------ Selected extract ------

From (3.8) and Theorem (1), we have

$\begin{align} \|R^*-R \|&\leq \lambda_0 h^4+\|\frac{k \omega}{2}\|\lambda_1 h^3 +\|\frac{k\vartheta}{2}\| \lambda_2 h^2 \\ & = (\lambda_0 h^2+\frac{k\omega}{2}\lambda_1 h+\frac{k\vartheta}{2} \lambda_2 )h^2 \\ & = M_1h^2, \end{align}$

(3.9)

where $M_1 = \lambda_0 h^2+\frac{k\omega}{2}\lambda_1 h+\frac{k\vartheta}{2} \lambda_2.$ It is obvious that the matrix $A$ is diagonally dominant and thus nonsingular, so that

$\begin{equation} (D^*-D) = A^{-1}(R^*-R). \end{equation}$

(3.10)

Now using (3.9), we obtain

$\begin{equation} \|D^*-D\|\leq\|A^{-1}\| \|R^*-R\| \leq\|A^{-1}\|( M_1h^2). \end{equation}$

(3.11)

Let $a_{j, i}$ denote the entries of $A$ and $\eta_j, 0 \leq j \leq M+2$ is the summation of $jth$ row of the matrix $A$ , then we have

$\begin{equation} \nonumber \eta_0 = \sum\limits_{i = 0}^{M+2}a_{0,i} = 2\alpha_1+\alpha_2, \end{equation}$

$\begin{equation} \nonumber \eta_1 = \sum\limits_{i = 0}^{M+2}a_{1,i} = 2\alpha_1+\alpha_2+\frac{k \omega \alpha_4}{2}, \end{equation}$

$\begin{equation} \nonumber \eta_j = \sum\limits_{i = 0}^{M+2}a_{j,i} = 2\alpha_1+\alpha_2+\frac{k \omega \alpha_4}{2},\,\,\,\,\,\,2 \leq j \leq M \end{equation}$

$\begin{equation} \nonumber \eta_{M+1} = \sum\limits_{i = 0}^{M+2}a_{M+1,i} = 2\alpha_1+\alpha_2+\frac{k \omega \alpha_4}{2}, \end{equation}$

$\begin{equation} \nonumber \eta_{M+2} = \sum\limits_{i = 0}^{M+2}a_{M+2,i} = 2\alpha_1+\alpha_2. \end{equation}$

From the theory of matrices we have,

$\begin{equation} \sum\limits_{j = 0}^{M+2}a_{k,j}^{-1}\eta_j = 1, \,\,\,\,\,\, k = 0,1,...,M+2, \end{equation}$

(3.12)

------ Data rows ------

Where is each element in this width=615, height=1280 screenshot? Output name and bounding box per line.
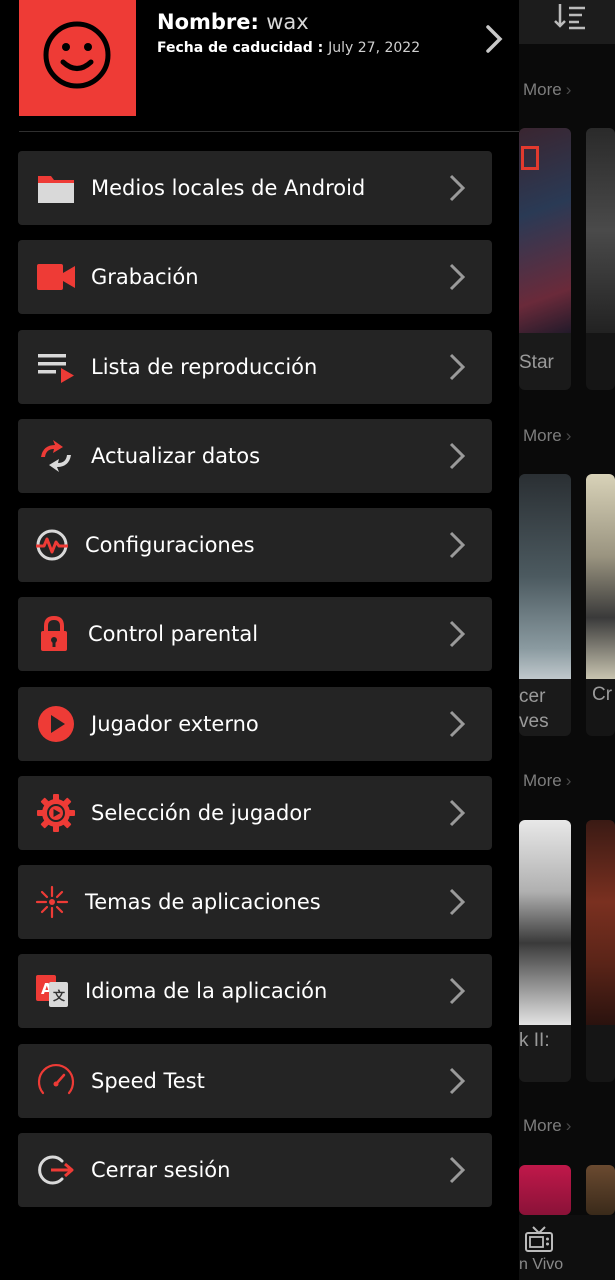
chevron-right-icon (449, 710, 466, 738)
poster-title: ves (519, 711, 549, 732)
chevron-right-icon (449, 799, 466, 827)
translate-icon: A 文 (32, 972, 72, 1010)
menu-item-label: Actualizar datos (91, 444, 261, 468)
sparkle-icon (32, 883, 72, 921)
chevron-right-icon (449, 442, 466, 470)
menu-item-recording[interactable]: Grabación (18, 240, 492, 314)
menu-item-label: Temas de aplicaciones (85, 890, 321, 914)
poster-title: cer (519, 686, 546, 707)
menu-item-language[interactable]: A 文 Idioma de la aplicación (18, 954, 492, 1028)
more-link[interactable]: More › (523, 771, 571, 791)
menu-item-label: Jugador externo (91, 712, 259, 736)
playlist-icon (36, 348, 76, 386)
menu-item-player-selection[interactable]: Selección de jugador (18, 776, 492, 850)
folder-icon (36, 169, 76, 207)
settings-pulse-icon (32, 526, 72, 564)
chevron-right-icon (449, 1067, 466, 1095)
menu-item-refresh[interactable]: Actualizar datos (18, 419, 492, 493)
chevron-right-icon (449, 531, 466, 559)
menu-item-label: Medios locales de Android (91, 176, 366, 200)
menu-item-themes[interactable]: Temas de aplicaciones (18, 865, 492, 939)
menu-item-label: Idioma de la aplicación (85, 979, 328, 1003)
navigation-drawer: Nombre: wax Fecha de caducidad : July 27… (0, 0, 519, 1280)
sort-icon[interactable] (552, 2, 588, 32)
poster-card[interactable] (586, 128, 615, 390)
menu-item-label: Configuraciones (85, 533, 255, 557)
poster-card[interactable] (586, 820, 615, 1082)
logout-icon (36, 1151, 76, 1189)
menu-item-logout[interactable]: Cerrar sesión (18, 1133, 492, 1207)
chevron-right-icon (449, 174, 466, 202)
menu-item-local-media[interactable]: Medios locales de Android (18, 151, 492, 225)
chevron-right-icon (449, 353, 466, 381)
menu-item-external-player[interactable]: Jugador externo (18, 687, 492, 761)
chevron-right-icon (449, 620, 466, 648)
divider (19, 131, 519, 132)
chevron-right-icon (449, 888, 466, 916)
chevron-right-icon (449, 1156, 466, 1184)
smiley-icon (43, 21, 111, 89)
poster-card[interactable] (586, 1165, 615, 1215)
expiry-date: Fecha de caducidad : July 27, 2022 (157, 40, 421, 56)
poster-title: Cr (592, 684, 613, 705)
speedometer-icon (36, 1062, 76, 1100)
menu-item-label: Cerrar sesión (91, 1158, 231, 1182)
poster-card[interactable] (519, 1165, 571, 1215)
menu-item-label: Selección de jugador (91, 801, 311, 825)
chevron-right-icon[interactable] (484, 24, 504, 54)
more-link[interactable]: More › (523, 80, 571, 100)
tv-icon[interactable] (524, 1224, 554, 1254)
more-link[interactable]: More › (523, 1116, 571, 1136)
play-circle-icon (36, 705, 76, 743)
menu-item-label: Speed Test (91, 1069, 205, 1093)
poster-title: k II: (519, 1030, 550, 1051)
menu-item-playlist[interactable]: Lista de reproducción (18, 330, 492, 404)
bottom-nav-label: n Vivo (519, 1256, 564, 1273)
menu-item-label: Lista de reproducción (91, 355, 318, 379)
menu-item-label: Control parental (88, 622, 259, 646)
chevron-right-icon (449, 263, 466, 291)
user-name: Nombre: wax (157, 10, 309, 34)
menu-item-speed-test[interactable]: Speed Test (18, 1044, 492, 1118)
svg-text:文: 文 (53, 988, 66, 1003)
avatar[interactable] (19, 0, 136, 116)
lock-icon (34, 615, 74, 653)
menu-item-parental-control[interactable]: Control parental (18, 597, 492, 671)
more-link[interactable]: More › (523, 426, 571, 446)
chevron-right-icon (449, 977, 466, 1005)
gear-play-icon (36, 794, 76, 832)
video-camera-icon (36, 258, 76, 296)
poster-title: Star (519, 352, 554, 373)
menu-item-label: Grabación (91, 265, 199, 289)
menu-item-settings[interactable]: Configuraciones (18, 508, 492, 582)
refresh-icon (36, 437, 76, 475)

------

• _Requirements_:
1) Rewrite the entries from the line with "chevron-right-icon (449, 710, 466, 738)" through the line with "more-link[interactable]: More › (523, 771, 571, 791)", replacing "poster-title" with "poster-caption" and keeping everything else the same.
2) Extend the text on the matrix error bound by continuing it from its final equation, (3.12).
The mathematical text and the entries are unrelated to each other.

• _Responses by task_:
1)
chevron-right-icon (449, 710, 466, 738)
poster-caption: ves (519, 711, 549, 732)
chevron-right-icon (449, 799, 466, 827)
translate-icon: A 文 (32, 972, 72, 1010)
menu-item-label: Actualizar datos (91, 444, 261, 468)
sparkle-icon (32, 883, 72, 921)
chevron-right-icon (449, 442, 466, 470)
menu-item-recording[interactable]: Grabación (18, 240, 492, 314)
menu-item-label: Temas de aplicaciones (85, 890, 321, 914)
poster-caption: cer (519, 686, 546, 707)
menu-item-language[interactable]: A 文 Idioma de la aplicación (18, 954, 492, 1028)
more-link[interactable]: More › (523, 771, 571, 791)

2)
where $a_{k, j}^{-1}$ are the elements of $A^{-1}$ . Therefore

$\begin{equation} \|A^{-1}\| = \sum \limits_{j = 0}^{M+2} |a_{k,j}^{-1}| \leq \frac{1}{\min \eta_k} = \frac{1}{\xi_l} \leq \frac{1}{|\xi_l|},\,\,\,\,\,\, 0 \leq k, l \leq M+2. \end{equation}$

(3.13)

Substituting (3.13) into (3.11) we see that

$\begin{equation} \|D^*-D\| \leq \frac{M_1 h^2}{|\xi_l|} = M_2 h^2, \end{equation}$

(3.14)

where $M_2 = \frac{M_1}{|\xi_l|}$ is some finite constant.

Theorem 2. The cubic B-splines $\{B_{-1}, B_{0}, ....B_{M+1}\}$ defined in relation (2.2) satisfy the inequality

$\sum \limits_{j = -3}^{M-1}|B^3_j (z)|\leq \frac{5}{3},\,\,\,\,\, 0 \leq z \leq 1.$

Proof. Consider,

$\begin{align*} |\sum \limits_{j = -3}^{M-1}B^3_j (z)| &\leq \sum \limits_{j = -3}^{M-1}|B^3_j (z)|\\ & = |B^3_{j-1}(z)|+|B^3_{j}(z)|+|B^3_{j+1}(z)|\\ & = \frac{1}{6}+\frac{4}{6}+\frac{1}{6}\\ & = 1. \end{align*}$

Now for $z\in[z_{j+1}, z_{j+2}]$ , we have

${|B^3_{j-2} (z)| \leq \frac{4}{6}}$

${|B^3_{j-1} (z)| \leq\frac{1}{6}, }$

${|B^3_{j} (z)| \leq \frac{4}{6}, }$

${|B^3_{j+1} (z)| \leq\frac{1}{6}.}$

Then, we have

$\begin{equation} \nonumber \sum \limits_{j = -3}^{M-1}|B^3_j (z)| = |B^3_{j-2}(z)|+|B^3_{j-1}(z)|+|B^3_{j}(z)|+|B^3_{j+1}(z)|\leq \frac{5}{3} \end{equation}$

as required.

Now, consider

$\begin{equation} V^*(z)-V(z) = \sum \limits_{j = -3}^{M-1}(D_j^*-D_j)B^3_j (z). \end{equation}$

(3.15)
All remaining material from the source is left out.